**STATED TASK:**
Each entry below is to be extracted exactly.
--- --- ---
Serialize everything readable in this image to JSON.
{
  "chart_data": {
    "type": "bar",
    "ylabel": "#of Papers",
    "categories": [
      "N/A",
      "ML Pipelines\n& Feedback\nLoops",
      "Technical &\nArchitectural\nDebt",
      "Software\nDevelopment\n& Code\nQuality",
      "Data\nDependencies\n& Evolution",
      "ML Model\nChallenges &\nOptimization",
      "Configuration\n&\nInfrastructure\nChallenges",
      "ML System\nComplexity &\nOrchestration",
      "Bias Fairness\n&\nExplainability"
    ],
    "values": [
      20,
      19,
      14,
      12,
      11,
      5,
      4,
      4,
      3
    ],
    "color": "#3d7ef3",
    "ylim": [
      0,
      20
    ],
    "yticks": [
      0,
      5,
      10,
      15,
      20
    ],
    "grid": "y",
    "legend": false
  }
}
--- --- ---
**RESULT OF THIS EXERCISE:**
Serialize everything readable in this image to JSON.
{
  "chart_data": {
    "type": "bar",
    "ylabel": "#of Papers",
    "categories": [
      "N/A",
      "ML Pipelines\n& Feedback\nLoops",
      "Technical &\nArchitectural\nDebt",
      "Software\nDevelopment\n& Code\nQuality",
      "Data\nDependencies\n& Evolution",
      "ML Model\nChallenges &\nOptimization",
      "Configuration\n&\nInfrastructure\nChallenges",
      "ML System\nComplexity &\nOrchestration",
      "Bias Fairness\n&\nExplainability"
    ],
    "values": [
      20,
      19,
      14,
      12,
      11,
      5,
      4,
      4,
      3
    ],
    "color": "#3d7ef3",
    "ylim": [
      0,
      20
    ],
    "yticks": [
      0,
      5,
      10,
      15,
      20
    ],
    "grid": "y",
    "legend": false
  }
}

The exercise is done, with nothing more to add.